- Supplied data

####################

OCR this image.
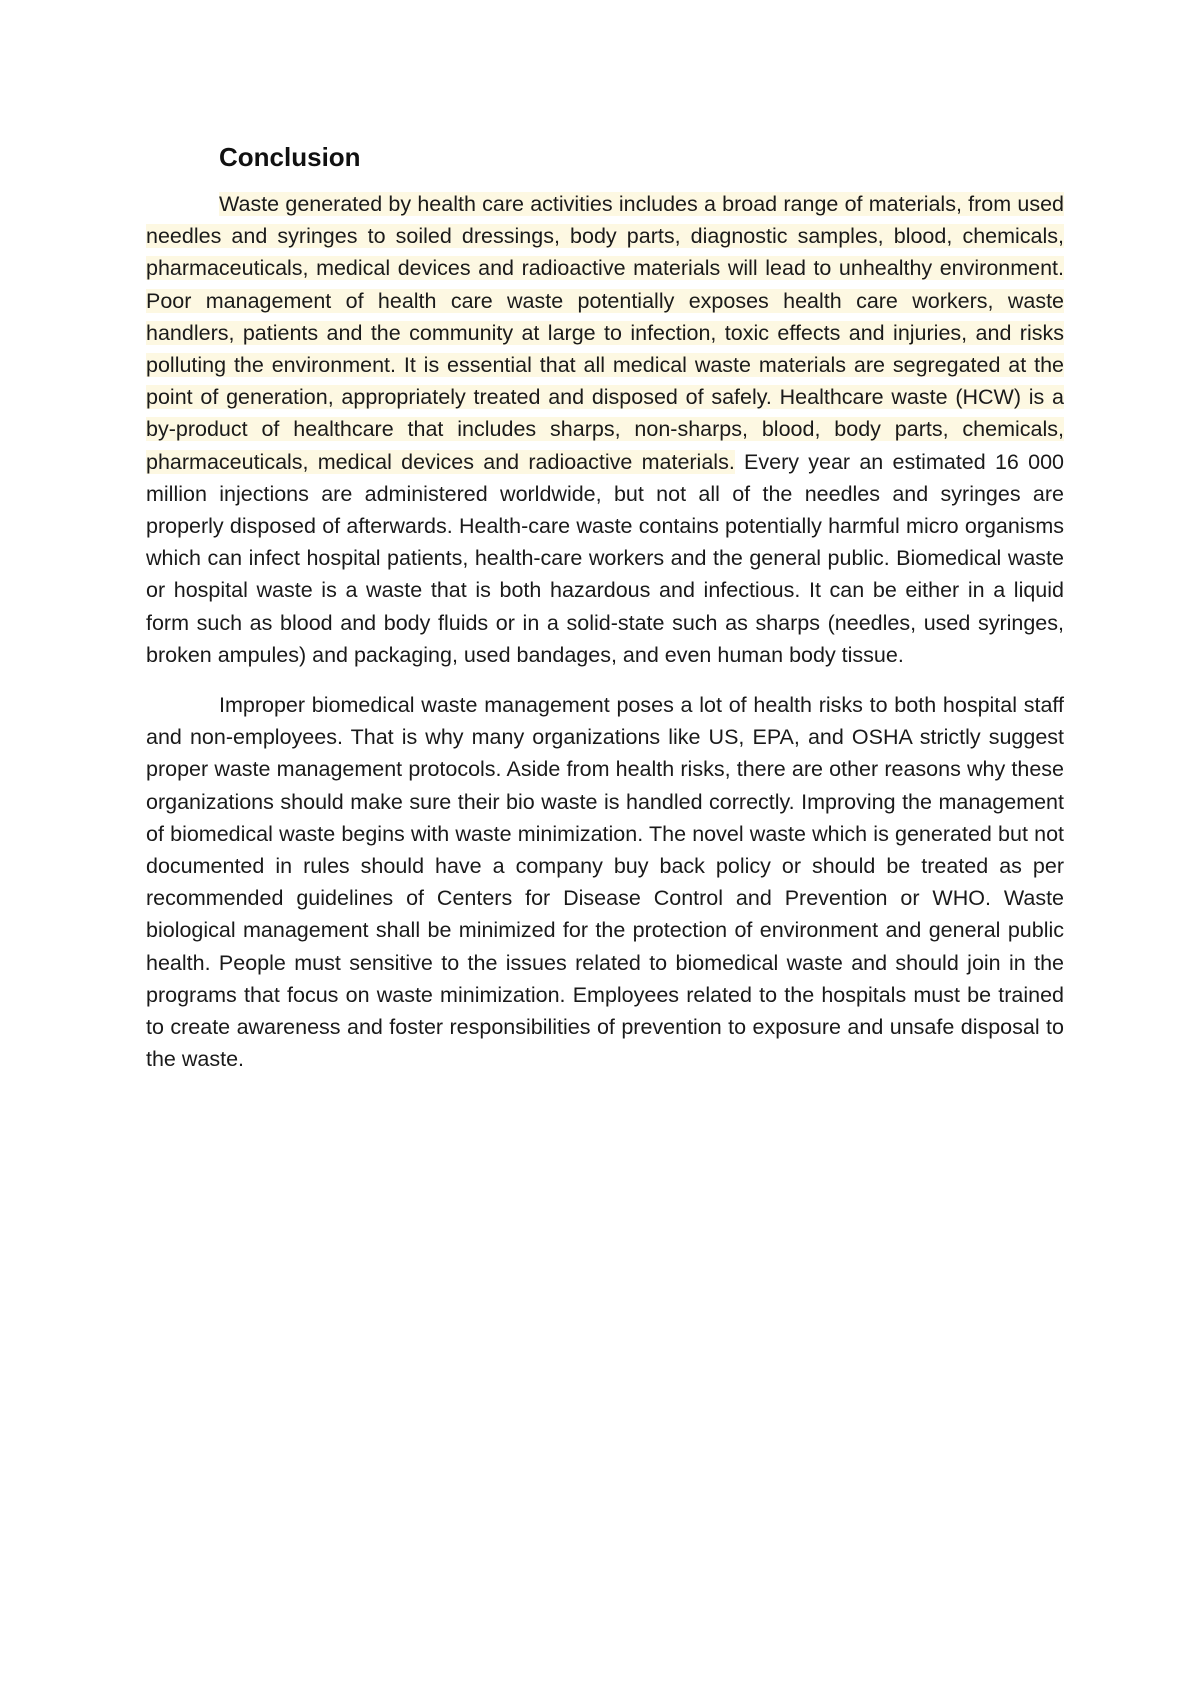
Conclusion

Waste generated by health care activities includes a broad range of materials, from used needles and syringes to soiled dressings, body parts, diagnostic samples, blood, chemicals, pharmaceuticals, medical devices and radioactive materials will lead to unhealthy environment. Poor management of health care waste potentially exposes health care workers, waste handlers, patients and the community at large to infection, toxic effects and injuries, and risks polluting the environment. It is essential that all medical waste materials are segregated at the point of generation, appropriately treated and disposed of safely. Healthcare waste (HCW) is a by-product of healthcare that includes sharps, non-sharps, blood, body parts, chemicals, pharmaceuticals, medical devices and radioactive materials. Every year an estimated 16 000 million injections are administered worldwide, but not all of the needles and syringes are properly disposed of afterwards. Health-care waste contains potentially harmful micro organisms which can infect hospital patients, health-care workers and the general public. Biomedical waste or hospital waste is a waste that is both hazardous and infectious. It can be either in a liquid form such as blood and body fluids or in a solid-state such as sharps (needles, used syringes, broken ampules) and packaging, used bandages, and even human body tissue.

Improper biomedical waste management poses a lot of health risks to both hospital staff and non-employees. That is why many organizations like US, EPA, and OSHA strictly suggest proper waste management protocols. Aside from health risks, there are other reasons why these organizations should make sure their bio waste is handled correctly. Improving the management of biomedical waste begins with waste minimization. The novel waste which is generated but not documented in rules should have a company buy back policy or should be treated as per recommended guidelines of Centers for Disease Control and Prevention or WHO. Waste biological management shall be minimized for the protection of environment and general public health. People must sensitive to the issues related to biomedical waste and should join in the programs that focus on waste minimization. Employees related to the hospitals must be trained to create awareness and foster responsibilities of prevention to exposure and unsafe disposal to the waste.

####################

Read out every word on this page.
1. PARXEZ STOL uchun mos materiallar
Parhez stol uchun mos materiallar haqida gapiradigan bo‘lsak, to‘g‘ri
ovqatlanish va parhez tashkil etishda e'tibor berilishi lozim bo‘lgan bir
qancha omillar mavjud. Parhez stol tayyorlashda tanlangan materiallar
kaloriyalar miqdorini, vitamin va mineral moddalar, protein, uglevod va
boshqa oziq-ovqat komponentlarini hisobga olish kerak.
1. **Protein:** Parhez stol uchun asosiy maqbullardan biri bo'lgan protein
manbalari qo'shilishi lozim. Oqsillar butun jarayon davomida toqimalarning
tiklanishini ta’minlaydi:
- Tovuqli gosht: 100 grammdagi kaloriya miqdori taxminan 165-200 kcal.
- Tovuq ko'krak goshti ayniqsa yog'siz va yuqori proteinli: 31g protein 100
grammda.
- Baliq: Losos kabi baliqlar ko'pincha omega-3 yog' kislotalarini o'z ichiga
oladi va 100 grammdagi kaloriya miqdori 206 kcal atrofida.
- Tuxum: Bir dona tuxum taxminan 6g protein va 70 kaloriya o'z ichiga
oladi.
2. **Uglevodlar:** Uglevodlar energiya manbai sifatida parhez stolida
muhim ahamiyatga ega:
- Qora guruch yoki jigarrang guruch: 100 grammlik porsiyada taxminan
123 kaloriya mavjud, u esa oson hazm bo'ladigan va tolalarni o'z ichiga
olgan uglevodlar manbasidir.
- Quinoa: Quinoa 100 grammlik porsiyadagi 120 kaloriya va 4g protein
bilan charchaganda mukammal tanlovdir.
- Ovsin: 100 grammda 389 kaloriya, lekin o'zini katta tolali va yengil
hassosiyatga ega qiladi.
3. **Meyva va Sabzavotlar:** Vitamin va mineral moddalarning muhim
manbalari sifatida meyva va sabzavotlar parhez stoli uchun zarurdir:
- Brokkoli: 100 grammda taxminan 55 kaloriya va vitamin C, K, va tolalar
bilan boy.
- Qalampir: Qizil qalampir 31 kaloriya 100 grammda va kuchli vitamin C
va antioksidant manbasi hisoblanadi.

####################

Going through the lines above one by one, tally those with the word "bilan" and give only the total.

2